EXERCICE PROPOSÉ 1 —
Dans les entrées ci-dessous, extrayez le passage allant de la ligne qui contient « - activity-3-intro-line-2: القلم » jusqu'à celle qui contient « - badge-text-url: mourajaa.com: [528, 40, 569, 46] », ces deux lignes comprises, et reproduisez-le tel quel.

Au pied du banc de Galice, l'épaisseur de la couche de serpentinite dépasse plusieurs kilomètres : on le sait à la fois par calcul isostatique et par des données de sismique " grand angle ". Dès lors, on comprend pourquoi les vitesses sismiques croissent avec la profondeur : il n'est pas étonnant que la serpentinisation diminue avec l'éloignement de la source en eau (l'océan) lors du métamorphisme hydrothermal. J'ai naguère (1987) nommé " fonds du troisième type " ces zones où affleurent des serpentinites sans recouvrement de gabbros ni de basalte, pour les distinguer des fonds constitués de croûte continentale (la marge) et de la " vraie " croûte océanique (gabbros et basaltes), celle générée par les dorsales océaniques ordinaires. Depuis, ces gabbros et ces basaltes ont été découverts au pied de la marge de Galice, mais en couches très minces et discontinues, comme elles le sont dans le célèbre massif alpin du Chenaillet. Où commence la " croûte océanique " ? Je reviendrai sur la question à la fin de cet article.

Voilà donc une " croûte " et un Moho bien particuliers : dans l'océan, on s'attend plutôt, d'après les modèles classiques, à une succession verticale de gabbros et de basaltes au dessus des péridotites inaltérées ; ici au contraire, le Moho se confond avec le " front de serpentinisation ", ou, si l'on préfère, avec le " front hydrothermal ", c'est-à-dire la surface de changement de phase serpentinite-péridotite, contrôlée à la fois par la température (la serpentinisation n'est plus possible au-dessus de 600°) et par la profondeur maximale de la circulation hydrothermale. On peut même imaginer la mobilité d'un tel Moho, au gré des changements de température dans la lithosphère et de l'histoire géologique régionale.

Nature du réflecteur S : sur certains profils sismiques enregistrés sur la marge de Galice, on voit le réflecteur remonter vers la surface en direction de l'ouest, jusqu'à se confondre avec le flanc oriental de la ride de péridotite. D'où l'hypothèse qu'il sépare la croûte continentale fracturée (à l'est) des serpentinites de la ride (à l'ouest). Le fort contraste de densité entre ces deux sortes de terrains expliquerait alors très bien sa forte réflectivité.

Si l'on se réfère aux domaines océaniques générés par des dorsales " lentes ", où la " croûte " est constituée en grande partie de péridotites serpentinisées, le front hydrothermal (le Moho) se situe à environ 7 km de profondeur sous le fond marin. Au pied d'une marge passive, là où l'épaisseur de la croûte continentale tombe en dessous de ce chiffre, l'hydrothermalisme peut donc atteindre les péridotites sous-jacentes, donnant naissance à une couche de serpentinite " incrustée " à la base de la croûte continentale amincie. Le Moho est alors repoussé à plus grande profondeur (en 1989, nous avons nommé " undercrusting " ce processus).

ENTRÉES FOURNIES —
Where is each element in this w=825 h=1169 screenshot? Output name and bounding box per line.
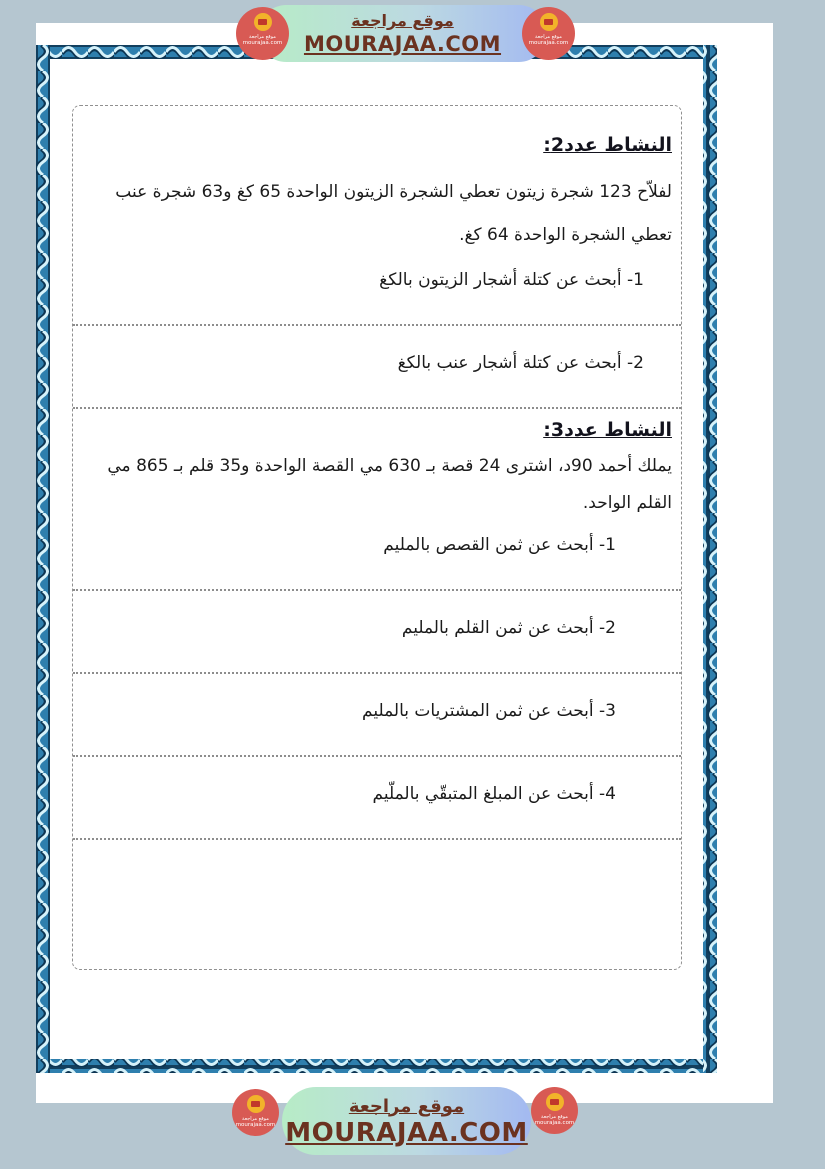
- activity-3-intro-line-2: القلم الواحد.: [582, 493, 672, 513]
- book-icon: [544, 19, 553, 25]
- answer-dotted-line: [73, 407, 681, 409]
- activity-2-intro-line-2: تعطي الشجرة الواحدة 64 كغ.: [459, 225, 672, 245]
- answer-dotted-line: [73, 672, 681, 674]
- badge-circle: [247, 1095, 265, 1113]
- site-badge: [236, 7, 289, 60]
- activity-2-title: النشاط عدد2:: [543, 134, 672, 156]
- badge-text-url: mourajaa.com: [528, 40, 569, 46]
- activity-3-intro-line-1: يملك أحمد 90د، اشترى 24 قصة بـ 630 مي القصة الواحدة و35 قلم بـ 865 مي: [107, 456, 672, 476]
- activity-3-question-1: 1- أبحث عن ثمن القصص بالمليم: [383, 535, 616, 555]
- site-badge: [531, 1087, 578, 1134]
- activity-3-question-3: 3- أبحث عن ثمن المشتريات بالمليم: [362, 701, 616, 721]
- activity-2-question-1: 1- أبحث عن كتلة أشجار الزيتون بالكغ: [379, 270, 644, 290]
- book-icon: [251, 1101, 260, 1107]
- badge-text-arabic: موقع مراجعة: [249, 34, 276, 40]
- site-name-arabic-link[interactable]: موقع مراجعة: [348, 1095, 465, 1117]
- activity-2: [82, 132, 672, 409]
- answer-dotted-line: [73, 755, 681, 757]
- book-icon: [258, 19, 267, 25]
- exercise-box: [72, 105, 682, 970]
- answer-dotted-line: [73, 324, 681, 326]
- site-name-link[interactable]: MOURAJAA.COM: [285, 1117, 528, 1148]
- badge-text-url: mourajaa.com: [534, 1120, 575, 1126]
- badge-text-url: mourajaa.com: [242, 40, 283, 46]
- badge-circle: [254, 13, 272, 31]
- badge-circle: [540, 13, 558, 31]
- site-badge: [232, 1089, 279, 1136]
- activity-3-question-2: 2- أبحث عن ثمن القلم بالمليم: [401, 618, 616, 638]
- badge-text-arabic: موقع مراجعة: [242, 1116, 269, 1122]
- badge-text-arabic: موقع مراجعة: [541, 1114, 568, 1120]
- activity-3-question-4: 4- أبحث عن المبلغ المتبقّي بالملّيم: [372, 784, 616, 804]
- answer-dotted-line: [73, 838, 681, 840]
- activity-3-title: النشاط عدد3:: [543, 419, 672, 441]
- book-icon: [550, 1099, 559, 1105]
- badge-text-arabic: موقع مراجعة: [535, 34, 562, 40]
- site-name-link[interactable]: MOURAJAA.COM: [303, 32, 502, 56]
- answer-dotted-line: [73, 589, 681, 591]
- activity-2-question-2: 2- أبحث عن كتلة أشجار عنب بالكغ: [397, 353, 644, 373]
- exercise-content: [73, 106, 681, 840]
- badge-text-url: mourajaa.com: [235, 1122, 276, 1128]
- activity-2-intro-line-1: لفلاّح 123 شجرة زيتون تعطي الشجرة الزيتون الواحدة 65 كغ و63 شجرة عنب: [115, 182, 672, 202]
- footer-brand-pill: [282, 1087, 531, 1155]
- site-name-arabic-link[interactable]: موقع مراجعة: [351, 11, 454, 30]
- badge-circle: [546, 1093, 564, 1111]
- site-badge: [522, 7, 575, 60]
- activity-3: [82, 417, 672, 840]
- header-brand-pill: [258, 5, 547, 62]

EXERCICE PROPOSÉ 2 —
Recopiez sans la moindre modification le passage de l'extrait sur le Moho qui va de « Nature du réflecteur » jusqu'à « sa forte réflectivité. ».

RÉSULTAT FINAL 1 —
- activity-3-intro-line-2: القلم الواحد.: [582, 493, 672, 513]
- book-icon: [544, 19, 553, 25]
- answer-dotted-line: [73, 407, 681, 409]
- activity-2-intro-line-2: تعطي الشجرة الواحدة 64 كغ.: [459, 225, 672, 245]
- answer-dotted-line: [73, 672, 681, 674]
- badge-circle: [247, 1095, 265, 1113]
- site-badge: [236, 7, 289, 60]
- activity-2-title: النشاط عدد2:: [543, 134, 672, 156]
- badge-text-url: mourajaa.com: [528, 40, 569, 46]

RÉSULTAT FINAL 2 —
Nature du réflecteur S : sur certains profils sismiques enregistrés sur la marge de Galice, on voit le réflecteur remonter vers la surface en direction de l'ouest, jusqu'à se confondre avec le flanc oriental de la ride de péridotite. D'où l'hypothèse qu'il sépare la croûte continentale fracturée (à l'est) des serpentinites de la ride (à l'ouest). Le fort contraste de densité entre ces deux sortes de terrains expliquerait alors très bien sa forte réflectivité.